AIM: Please quote the material exactly, every line of it.

+ + + + + + +

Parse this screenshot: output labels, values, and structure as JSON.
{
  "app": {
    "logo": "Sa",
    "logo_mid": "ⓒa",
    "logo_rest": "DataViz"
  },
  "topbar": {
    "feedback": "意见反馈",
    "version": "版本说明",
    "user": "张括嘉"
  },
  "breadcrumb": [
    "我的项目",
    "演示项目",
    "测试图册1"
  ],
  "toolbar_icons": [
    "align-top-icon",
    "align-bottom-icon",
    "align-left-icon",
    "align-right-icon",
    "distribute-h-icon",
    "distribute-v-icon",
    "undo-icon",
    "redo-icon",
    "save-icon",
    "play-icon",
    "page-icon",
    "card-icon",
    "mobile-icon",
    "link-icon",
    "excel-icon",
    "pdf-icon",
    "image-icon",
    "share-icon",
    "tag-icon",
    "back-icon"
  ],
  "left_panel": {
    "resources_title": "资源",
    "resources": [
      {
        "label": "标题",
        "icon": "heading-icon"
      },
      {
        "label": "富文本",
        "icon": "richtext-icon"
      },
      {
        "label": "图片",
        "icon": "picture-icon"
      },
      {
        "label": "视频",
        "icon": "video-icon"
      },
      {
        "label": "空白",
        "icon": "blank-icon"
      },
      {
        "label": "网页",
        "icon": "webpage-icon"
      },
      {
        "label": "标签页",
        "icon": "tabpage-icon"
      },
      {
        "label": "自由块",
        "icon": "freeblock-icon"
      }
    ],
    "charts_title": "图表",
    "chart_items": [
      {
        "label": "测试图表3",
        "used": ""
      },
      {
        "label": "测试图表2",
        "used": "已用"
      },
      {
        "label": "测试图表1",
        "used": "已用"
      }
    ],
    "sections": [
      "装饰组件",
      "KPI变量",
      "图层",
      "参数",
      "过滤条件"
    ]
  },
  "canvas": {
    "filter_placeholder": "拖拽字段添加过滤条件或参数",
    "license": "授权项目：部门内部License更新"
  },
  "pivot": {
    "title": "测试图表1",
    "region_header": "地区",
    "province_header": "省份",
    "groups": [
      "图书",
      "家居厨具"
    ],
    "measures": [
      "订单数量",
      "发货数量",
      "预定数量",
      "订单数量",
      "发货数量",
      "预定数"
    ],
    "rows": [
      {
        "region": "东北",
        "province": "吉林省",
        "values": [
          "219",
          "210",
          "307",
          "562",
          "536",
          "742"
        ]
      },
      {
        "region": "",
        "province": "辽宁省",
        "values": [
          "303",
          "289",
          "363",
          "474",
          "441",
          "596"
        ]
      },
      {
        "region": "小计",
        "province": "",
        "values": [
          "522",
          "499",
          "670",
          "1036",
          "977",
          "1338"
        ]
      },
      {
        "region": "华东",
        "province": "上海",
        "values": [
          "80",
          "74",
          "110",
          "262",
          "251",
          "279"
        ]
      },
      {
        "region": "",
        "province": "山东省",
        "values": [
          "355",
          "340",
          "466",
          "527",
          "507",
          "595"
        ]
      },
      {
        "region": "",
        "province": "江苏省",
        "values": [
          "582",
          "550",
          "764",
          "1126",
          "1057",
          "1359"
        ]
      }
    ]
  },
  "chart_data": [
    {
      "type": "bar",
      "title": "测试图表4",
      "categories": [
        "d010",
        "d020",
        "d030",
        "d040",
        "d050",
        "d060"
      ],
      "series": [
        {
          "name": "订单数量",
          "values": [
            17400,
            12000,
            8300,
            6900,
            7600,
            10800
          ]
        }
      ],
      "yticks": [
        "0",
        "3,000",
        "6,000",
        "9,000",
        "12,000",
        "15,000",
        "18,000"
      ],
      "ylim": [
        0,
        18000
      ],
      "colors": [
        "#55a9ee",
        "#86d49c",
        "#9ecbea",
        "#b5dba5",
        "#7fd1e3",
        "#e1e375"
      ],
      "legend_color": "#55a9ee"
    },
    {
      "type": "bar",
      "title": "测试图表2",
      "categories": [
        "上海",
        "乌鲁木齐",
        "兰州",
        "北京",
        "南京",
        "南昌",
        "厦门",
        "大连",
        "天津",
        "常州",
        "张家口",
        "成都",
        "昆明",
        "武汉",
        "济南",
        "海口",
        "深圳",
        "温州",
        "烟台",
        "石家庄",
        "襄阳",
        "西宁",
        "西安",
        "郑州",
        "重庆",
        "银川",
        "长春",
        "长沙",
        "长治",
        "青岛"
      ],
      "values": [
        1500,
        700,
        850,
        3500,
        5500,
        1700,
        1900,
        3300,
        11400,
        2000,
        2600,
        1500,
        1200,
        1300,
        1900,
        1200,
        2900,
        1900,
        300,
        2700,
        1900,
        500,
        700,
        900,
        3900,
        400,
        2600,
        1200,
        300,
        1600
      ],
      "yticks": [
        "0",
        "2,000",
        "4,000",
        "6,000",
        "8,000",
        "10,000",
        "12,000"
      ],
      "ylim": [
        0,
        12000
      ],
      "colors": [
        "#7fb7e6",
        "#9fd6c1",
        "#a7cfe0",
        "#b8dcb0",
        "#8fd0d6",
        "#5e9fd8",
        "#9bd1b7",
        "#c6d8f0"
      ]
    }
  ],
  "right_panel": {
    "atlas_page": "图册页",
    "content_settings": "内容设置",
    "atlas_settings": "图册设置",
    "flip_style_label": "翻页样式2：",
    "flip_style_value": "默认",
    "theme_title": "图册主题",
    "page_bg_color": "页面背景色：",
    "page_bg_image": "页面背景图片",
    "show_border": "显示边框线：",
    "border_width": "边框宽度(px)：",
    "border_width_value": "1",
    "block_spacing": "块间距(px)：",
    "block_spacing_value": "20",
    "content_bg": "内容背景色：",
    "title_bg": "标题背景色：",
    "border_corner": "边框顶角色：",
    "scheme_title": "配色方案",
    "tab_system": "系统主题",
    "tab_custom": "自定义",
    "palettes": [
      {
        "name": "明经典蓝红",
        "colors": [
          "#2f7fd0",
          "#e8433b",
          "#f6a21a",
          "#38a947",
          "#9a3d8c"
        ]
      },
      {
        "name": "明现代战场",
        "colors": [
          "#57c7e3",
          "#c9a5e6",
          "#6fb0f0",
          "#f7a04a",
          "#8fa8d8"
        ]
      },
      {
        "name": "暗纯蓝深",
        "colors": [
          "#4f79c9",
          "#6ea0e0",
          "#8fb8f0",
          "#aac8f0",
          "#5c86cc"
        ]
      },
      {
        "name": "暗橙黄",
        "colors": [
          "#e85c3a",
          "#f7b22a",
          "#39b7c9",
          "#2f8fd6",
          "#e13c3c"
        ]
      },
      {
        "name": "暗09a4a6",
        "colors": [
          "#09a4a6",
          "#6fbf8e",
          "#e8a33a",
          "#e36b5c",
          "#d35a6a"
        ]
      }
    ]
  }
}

+ + + + + + +

EXERCISE RESULT:
Parse this screenshot: output labels, values, and structure as JSON.
{
  "app": {
    "logo": "Sa",
    "logo_mid": "ⓒa",
    "logo_rest": "DataViz"
  },
  "topbar": {
    "feedback": "意见反馈",
    "version": "版本说明",
    "user": "张括嘉"
  },
  "breadcrumb": [
    "我的项目",
    "演示项目",
    "测试图册1"
  ],
  "toolbar_icons": [
    "align-top-icon",
    "align-bottom-icon",
    "align-left-icon",
    "align-right-icon",
    "distribute-h-icon",
    "distribute-v-icon",
    "undo-icon",
    "redo-icon",
    "save-icon",
    "play-icon",
    "page-icon",
    "card-icon",
    "mobile-icon",
    "link-icon",
    "excel-icon",
    "pdf-icon",
    "image-icon",
    "share-icon",
    "tag-icon",
    "back-icon"
  ],
  "left_panel": {
    "resources_title": "资源",
    "resources": [
      {
        "label": "标题",
        "icon": "heading-icon"
      },
      {
        "label": "富文本",
        "icon": "richtext-icon"
      },
      {
        "label": "图片",
        "icon": "picture-icon"
      },
      {
        "label": "视频",
        "icon": "video-icon"
      },
      {
        "label": "空白",
        "icon": "blank-icon"
      },
      {
        "label": "网页",
        "icon": "webpage-icon"
      },
      {
        "label": "标签页",
        "icon": "tabpage-icon"
      },
      {
        "label": "自由块",
        "icon": "freeblock-icon"
      }
    ],
    "charts_title": "图表",
    "chart_items": [
      {
        "label": "测试图表3",
        "used": ""
      },
      {
        "label": "测试图表2",
        "used": "已用"
      },
      {
        "label": "测试图表1",
        "used": "已用"
      }
    ],
    "sections": [
      "装饰组件",
      "KPI变量",
      "图层",
      "参数",
      "过滤条件"
    ]
  },
  "canvas": {
    "filter_placeholder": "拖拽字段添加过滤条件或参数",
    "license": "授权项目：部门内部License更新"
  },
  "pivot": {
    "title": "测试图表1",
    "region_header": "地区",
    "province_header": "省份",
    "groups": [
      "图书",
      "家居厨具"
    ],
    "measures": [
      "订单数量",
      "发货数量",
      "预定数量",
      "订单数量",
      "发货数量",
      "预定数"
    ],
    "rows": [
      {
        "region": "东北",
        "province": "吉林省",
        "values": [
          "219",
          "210",
          "307",
          "562",
          "536",
          "742"
        ]
      },
      {
        "region": "",
        "province": "辽宁省",
        "values": [
          "303",
          "289",
          "363",
          "474",
          "441",
          "596"
        ]
      },
      {
        "region": "小计",
        "province": "",
        "values": [
          "522",
          "499",
          "670",
          "1036",
          "977",
          "1338"
        ]
      },
      {
        "region": "华东",
        "province": "上海",
        "values": [
          "80",
          "74",
          "110",
          "262",
          "251",
          "279"
        ]
      },
      {
        "region": "",
        "province": "山东省",
        "values": [
          "355",
          "340",
          "466",
          "527",
          "507",
          "595"
        ]
      },
      {
        "region": "",
        "province": "江苏省",
        "values": [
          "582",
          "550",
          "764",
          "1126",
          "1057",
          "1359"
        ]
      }
    ]
  },
  "chart_data": [
    {
      "type": "bar",
      "title": "测试图表4",
      "categories": [
        "d010",
        "d020",
        "d030",
        "d040",
        "d050",
        "d060"
      ],
      "series": [
        {
          "name": "订单数量",
          "values": [
            17400,
            12000,
            8300,
            6900,
            7600,
            10800
          ]
        }
      ],
      "yticks": [
        "0",
        "3,000",
        "6,000",
        "9,000",
        "12,000",
        "15,000",
        "18,000"
      ],
      "ylim": [
        0,
        18000
      ],
      "colors": [
        "#55a9ee",
        "#86d49c",
        "#9ecbea",
        "#b5dba5",
        "#7fd1e3",
        "#e1e375"
      ],
      "legend_color": "#55a9ee"
    },
    {
      "type": "bar",
      "title": "测试图表2",
      "categories": [
        "上海",
        "乌鲁木齐",
        "兰州",
        "北京",
        "南京",
        "南昌",
        "厦门",
        "大连",
        "天津",
        "常州",
        "张家口",
        "成都",
        "昆明",
        "武汉",
        "济南",
        "海口",
        "深圳",
        "温州",
        "烟台",
        "石家庄",
        "襄阳",
        "西宁",
        "西安",
        "郑州",
        "重庆",
        "银川",
        "长春",
        "长沙",
        "长治",
        "青岛"
      ],
      "values": [
        1500,
        700,
        850,
        3500,
        5500,
        1700,
        1900,
        3300,
        11400,
        2000,
        2600,
        1500,
        1200,
        1300,
        1900,
        1200,
        2900,
        1900,
        300,
        2700,
        1900,
        500,
        700,
        900,
        3900,
        400,
        2600,
        1200,
        300,
        1600
      ],
      "yticks": [
        "0",
        "2,000",
        "4,000",
        "6,000",
        "8,000",
        "10,000",
        "12,000"
      ],
      "ylim": [
        0,
        12000
      ],
      "colors": [
        "#7fb7e6",
        "#9fd6c1",
        "#a7cfe0",
        "#b8dcb0",
        "#8fd0d6",
        "#5e9fd8",
        "#9bd1b7",
        "#c6d8f0"
      ]
    }
  ],
  "right_panel": {
    "atlas_page": "图册页",
    "content_settings": "内容设置",
    "atlas_settings": "图册设置",
    "flip_style_label": "翻页样式2：",
    "flip_style_value": "默认",
    "theme_title": "图册主题",
    "page_bg_color": "页面背景色：",
    "page_bg_image": "页面背景图片",
    "show_border": "显示边框线：",
    "border_width": "边框宽度(px)：",
    "border_width_value": "1",
    "block_spacing": "块间距(px)：",
    "block_spacing_value": "20",
    "content_bg": "内容背景色：",
    "title_bg": "标题背景色：",
    "border_corner": "边框顶角色：",
    "scheme_title": "配色方案",
    "tab_system": "系统主题",
    "tab_custom": "自定义",
    "palettes": [
      {
        "name": "明经典蓝红",
        "colors": [
          "#2f7fd0",
          "#e8433b",
          "#f6a21a",
          "#38a947",
          "#9a3d8c"
        ]
      },
      {
        "name": "明现代战场",
        "colors": [
          "#57c7e3",
          "#c9a5e6",
          "#6fb0f0",
          "#f7a04a",
          "#8fa8d8"
        ]
      },
      {
        "name": "暗纯蓝深",
        "colors": [
          "#4f79c9",
          "#6ea0e0",
          "#8fb8f0",
          "#aac8f0",
          "#5c86cc"
        ]
      },
      {
        "name": "暗橙黄",
        "colors": [
          "#e85c3a",
          "#f7b22a",
          "#39b7c9",
          "#2f8fd6",
          "#e13c3c"
        ]
      },
      {
        "name": "暗09a4a6",
        "colors": [
          "#09a4a6",
          "#6fbf8e",
          "#e8a33a",
          "#e36b5c",
          "#d35a6a"
        ]
      }
    ]
  }
}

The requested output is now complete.